> _THE REQUEST_
From the entries that follow, pick out all lines holding "usage".

> _INPUT FOR THIS TASK_
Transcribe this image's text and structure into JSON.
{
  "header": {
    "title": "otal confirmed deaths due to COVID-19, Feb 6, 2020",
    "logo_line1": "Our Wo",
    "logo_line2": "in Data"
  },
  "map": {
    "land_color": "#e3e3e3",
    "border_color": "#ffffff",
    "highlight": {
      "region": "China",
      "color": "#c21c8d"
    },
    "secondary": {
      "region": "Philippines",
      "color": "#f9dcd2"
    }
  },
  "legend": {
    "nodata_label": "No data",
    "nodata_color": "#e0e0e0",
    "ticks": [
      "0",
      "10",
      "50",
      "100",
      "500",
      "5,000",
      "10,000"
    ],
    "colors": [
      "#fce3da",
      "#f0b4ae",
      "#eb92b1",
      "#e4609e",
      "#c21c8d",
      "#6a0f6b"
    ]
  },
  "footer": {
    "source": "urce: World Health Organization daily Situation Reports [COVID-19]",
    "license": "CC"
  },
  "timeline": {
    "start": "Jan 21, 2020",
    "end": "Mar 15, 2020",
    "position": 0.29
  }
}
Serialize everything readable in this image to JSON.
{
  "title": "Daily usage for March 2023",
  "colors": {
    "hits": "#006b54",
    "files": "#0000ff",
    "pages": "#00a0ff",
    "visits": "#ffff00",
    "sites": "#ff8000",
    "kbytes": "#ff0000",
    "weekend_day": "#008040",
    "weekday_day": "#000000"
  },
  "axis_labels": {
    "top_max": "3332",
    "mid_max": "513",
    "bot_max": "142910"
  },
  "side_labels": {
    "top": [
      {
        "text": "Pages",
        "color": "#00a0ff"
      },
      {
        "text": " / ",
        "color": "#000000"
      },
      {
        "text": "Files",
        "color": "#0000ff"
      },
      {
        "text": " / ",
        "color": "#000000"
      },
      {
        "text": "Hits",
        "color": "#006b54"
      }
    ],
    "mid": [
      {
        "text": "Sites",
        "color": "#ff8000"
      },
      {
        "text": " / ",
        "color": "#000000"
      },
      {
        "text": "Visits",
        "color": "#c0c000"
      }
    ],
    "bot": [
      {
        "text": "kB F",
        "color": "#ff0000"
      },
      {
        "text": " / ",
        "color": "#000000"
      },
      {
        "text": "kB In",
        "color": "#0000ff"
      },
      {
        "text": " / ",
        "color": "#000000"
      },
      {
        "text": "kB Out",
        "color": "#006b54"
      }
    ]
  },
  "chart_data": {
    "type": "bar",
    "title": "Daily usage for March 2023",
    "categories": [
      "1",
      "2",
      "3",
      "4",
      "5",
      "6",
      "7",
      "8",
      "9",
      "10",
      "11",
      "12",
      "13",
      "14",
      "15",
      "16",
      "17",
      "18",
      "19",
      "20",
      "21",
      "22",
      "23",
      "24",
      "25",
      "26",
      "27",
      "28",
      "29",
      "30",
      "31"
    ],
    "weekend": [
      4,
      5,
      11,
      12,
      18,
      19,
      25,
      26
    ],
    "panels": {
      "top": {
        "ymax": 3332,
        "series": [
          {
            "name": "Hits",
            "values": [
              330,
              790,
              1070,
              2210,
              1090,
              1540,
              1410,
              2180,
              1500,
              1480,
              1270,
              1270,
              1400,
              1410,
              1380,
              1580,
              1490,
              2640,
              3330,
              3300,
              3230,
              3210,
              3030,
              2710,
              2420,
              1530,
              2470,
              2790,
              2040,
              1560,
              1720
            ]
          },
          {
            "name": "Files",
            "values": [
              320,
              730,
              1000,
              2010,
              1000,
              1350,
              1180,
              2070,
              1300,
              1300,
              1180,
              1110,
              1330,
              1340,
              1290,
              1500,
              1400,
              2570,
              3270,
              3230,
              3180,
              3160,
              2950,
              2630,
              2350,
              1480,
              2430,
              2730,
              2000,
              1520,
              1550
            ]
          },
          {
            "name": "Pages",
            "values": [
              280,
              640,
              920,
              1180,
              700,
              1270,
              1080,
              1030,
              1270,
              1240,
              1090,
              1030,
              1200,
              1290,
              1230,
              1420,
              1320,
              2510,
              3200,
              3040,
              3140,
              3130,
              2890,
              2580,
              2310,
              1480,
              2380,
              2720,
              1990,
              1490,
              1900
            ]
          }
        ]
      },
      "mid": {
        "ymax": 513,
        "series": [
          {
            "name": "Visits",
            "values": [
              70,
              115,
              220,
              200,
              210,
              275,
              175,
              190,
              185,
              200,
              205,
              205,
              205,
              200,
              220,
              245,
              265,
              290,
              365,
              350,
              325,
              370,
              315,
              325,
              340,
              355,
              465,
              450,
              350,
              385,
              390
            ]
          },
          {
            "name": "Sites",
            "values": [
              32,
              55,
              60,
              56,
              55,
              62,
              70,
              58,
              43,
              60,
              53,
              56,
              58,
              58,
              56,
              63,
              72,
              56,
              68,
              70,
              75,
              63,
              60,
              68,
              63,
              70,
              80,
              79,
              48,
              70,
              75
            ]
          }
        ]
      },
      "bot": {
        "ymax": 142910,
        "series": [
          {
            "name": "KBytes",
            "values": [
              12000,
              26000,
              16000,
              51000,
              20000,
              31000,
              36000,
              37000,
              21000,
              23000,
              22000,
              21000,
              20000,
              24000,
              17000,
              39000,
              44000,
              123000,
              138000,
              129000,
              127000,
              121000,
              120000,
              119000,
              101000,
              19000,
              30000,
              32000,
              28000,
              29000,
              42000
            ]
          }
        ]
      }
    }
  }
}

> _THE RESULT_
  "title": "Daily usage for March 2023",
    "title": "Daily usage for March 2023",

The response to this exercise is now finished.